* Problem details *
Extract the complete data exactly as given.
╭─ Records
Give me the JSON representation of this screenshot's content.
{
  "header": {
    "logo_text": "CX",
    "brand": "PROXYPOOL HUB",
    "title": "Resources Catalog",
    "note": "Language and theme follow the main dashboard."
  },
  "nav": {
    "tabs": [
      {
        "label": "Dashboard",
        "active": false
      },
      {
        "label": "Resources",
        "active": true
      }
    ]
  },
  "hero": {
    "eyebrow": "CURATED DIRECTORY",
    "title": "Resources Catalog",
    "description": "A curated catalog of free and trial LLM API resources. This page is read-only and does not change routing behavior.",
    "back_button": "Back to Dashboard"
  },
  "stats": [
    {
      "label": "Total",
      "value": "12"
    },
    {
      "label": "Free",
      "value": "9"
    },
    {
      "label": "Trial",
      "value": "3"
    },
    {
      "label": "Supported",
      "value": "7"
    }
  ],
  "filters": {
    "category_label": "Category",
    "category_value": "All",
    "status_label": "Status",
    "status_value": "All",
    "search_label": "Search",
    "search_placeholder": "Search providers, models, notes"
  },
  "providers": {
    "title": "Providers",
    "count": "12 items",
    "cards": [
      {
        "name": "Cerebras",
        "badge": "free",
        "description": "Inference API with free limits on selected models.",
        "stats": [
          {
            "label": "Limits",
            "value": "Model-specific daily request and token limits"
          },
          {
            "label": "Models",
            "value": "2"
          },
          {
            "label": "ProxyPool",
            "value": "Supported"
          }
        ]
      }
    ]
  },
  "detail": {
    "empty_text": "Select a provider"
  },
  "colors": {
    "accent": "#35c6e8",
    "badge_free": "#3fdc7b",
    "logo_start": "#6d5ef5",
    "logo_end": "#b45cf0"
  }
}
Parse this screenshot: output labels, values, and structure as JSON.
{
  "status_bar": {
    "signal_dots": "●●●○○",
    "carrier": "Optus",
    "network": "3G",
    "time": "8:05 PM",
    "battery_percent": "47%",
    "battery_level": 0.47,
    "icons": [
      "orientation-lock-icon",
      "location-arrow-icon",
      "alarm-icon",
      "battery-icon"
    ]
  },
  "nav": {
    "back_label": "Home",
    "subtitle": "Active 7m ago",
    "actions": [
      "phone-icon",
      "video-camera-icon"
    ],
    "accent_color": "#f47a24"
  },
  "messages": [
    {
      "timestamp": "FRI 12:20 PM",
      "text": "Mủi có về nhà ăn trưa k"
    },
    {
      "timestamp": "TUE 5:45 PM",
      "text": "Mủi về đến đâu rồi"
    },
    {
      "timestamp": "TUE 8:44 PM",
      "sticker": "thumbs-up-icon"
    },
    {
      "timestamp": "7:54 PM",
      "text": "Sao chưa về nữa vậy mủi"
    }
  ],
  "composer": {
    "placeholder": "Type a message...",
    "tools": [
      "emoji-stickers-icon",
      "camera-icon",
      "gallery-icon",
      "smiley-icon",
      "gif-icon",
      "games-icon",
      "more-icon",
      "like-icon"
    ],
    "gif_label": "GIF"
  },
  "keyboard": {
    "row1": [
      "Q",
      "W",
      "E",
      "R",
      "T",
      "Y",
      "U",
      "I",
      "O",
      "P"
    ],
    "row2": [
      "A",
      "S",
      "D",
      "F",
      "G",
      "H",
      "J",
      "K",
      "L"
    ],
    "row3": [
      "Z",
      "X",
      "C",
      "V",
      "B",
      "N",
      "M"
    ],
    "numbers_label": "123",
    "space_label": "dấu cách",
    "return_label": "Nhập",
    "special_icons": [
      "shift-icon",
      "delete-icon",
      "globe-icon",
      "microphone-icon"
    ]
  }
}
╰─
* Response *
Give me the JSON representation of this screenshot's content.
{
  "header": {
    "logo_text": "CX",
    "brand": "PROXYPOOL HUB",
    "title": "Resources Catalog",
    "note": "Language and theme follow the main dashboard."
  },
  "nav": {
    "tabs": [
      {
        "label": "Dashboard",
        "active": false
      },
      {
        "label": "Resources",
        "active": true
      }
    ]
  },
  "hero": {
    "eyebrow": "CURATED DIRECTORY",
    "title": "Resources Catalog",
    "description": "A curated catalog of free and trial LLM API resources. This page is read-only and does not change routing behavior.",
    "back_button": "Back to Dashboard"
  },
  "stats": [
    {
      "label": "Total",
      "value": "12"
    },
    {
      "label": "Free",
      "value": "9"
    },
    {
      "label": "Trial",
      "value": "3"
    },
    {
      "label": "Supported",
      "value": "7"
    }
  ],
  "filters": {
    "category_label": "Category",
    "category_value": "All",
    "status_label": "Status",
    "status_value": "All",
    "search_label": "Search",
    "search_placeholder": "Search providers, models, notes"
  },
  "providers": {
    "title": "Providers",
    "count": "12 items",
    "cards": [
      {
        "name": "Cerebras",
        "badge": "free",
        "description": "Inference API with free limits on selected models.",
        "stats": [
          {
            "label": "Limits",
            "value": "Model-specific daily request and token limits"
          },
          {
            "label": "Models",
            "value": "2"
          },
          {
            "label": "ProxyPool",
            "value": "Supported"
          }
        ]
      }
    ]
  },
  "detail": {
    "empty_text": "Select a provider"
  },
  "colors": {
    "accent": "#35c6e8",
    "badge_free": "#3fdc7b",
    "logo_start": "#6d5ef5",
    "logo_end": "#b45cf0"
  }
}
Parse this screenshot: output labels, values, and structure as JSON.
{
  "status_bar": {
    "signal_dots": "●●●○○",
    "carrier": "Optus",
    "network": "3G",
    "time": "8:05 PM",
    "battery_percent": "47%",
    "battery_level": 0.47,
    "icons": [
      "orientation-lock-icon",
      "location-arrow-icon",
      "alarm-icon",
      "battery-icon"
    ]
  },
  "nav": {
    "back_label": "Home",
    "subtitle": "Active 7m ago",
    "actions": [
      "phone-icon",
      "video-camera-icon"
    ],
    "accent_color": "#f47a24"
  },
  "messages": [
    {
      "timestamp": "FRI 12:20 PM",
      "text": "Mủi có về nhà ăn trưa k"
    },
    {
      "timestamp": "TUE 5:45 PM",
      "text": "Mủi về đến đâu rồi"
    },
    {
      "timestamp": "TUE 8:44 PM",
      "sticker": "thumbs-up-icon"
    },
    {
      "timestamp": "7:54 PM",
      "text": "Sao chưa về nữa vậy mủi"
    }
  ],
  "composer": {
    "placeholder": "Type a message...",
    "tools": [
      "emoji-stickers-icon",
      "camera-icon",
      "gallery-icon",
      "smiley-icon",
      "gif-icon",
      "games-icon",
      "more-icon",
      "like-icon"
    ],
    "gif_label": "GIF"
  },
  "keyboard": {
    "row1": [
      "Q",
      "W",
      "E",
      "R",
      "T",
      "Y",
      "U",
      "I",
      "O",
      "P"
    ],
    "row2": [
      "A",
      "S",
      "D",
      "F",
      "G",
      "H",
      "J",
      "K",
      "L"
    ],
    "row3": [
      "Z",
      "X",
      "C",
      "V",
      "B",
      "N",
      "M"
    ],
    "numbers_label": "123",
    "space_label": "dấu cách",
    "return_label": "Nhập",
    "special_icons": [
      "shift-icon",
      "delete-icon",
      "globe-icon",
      "microphone-icon"
    ]
  }
}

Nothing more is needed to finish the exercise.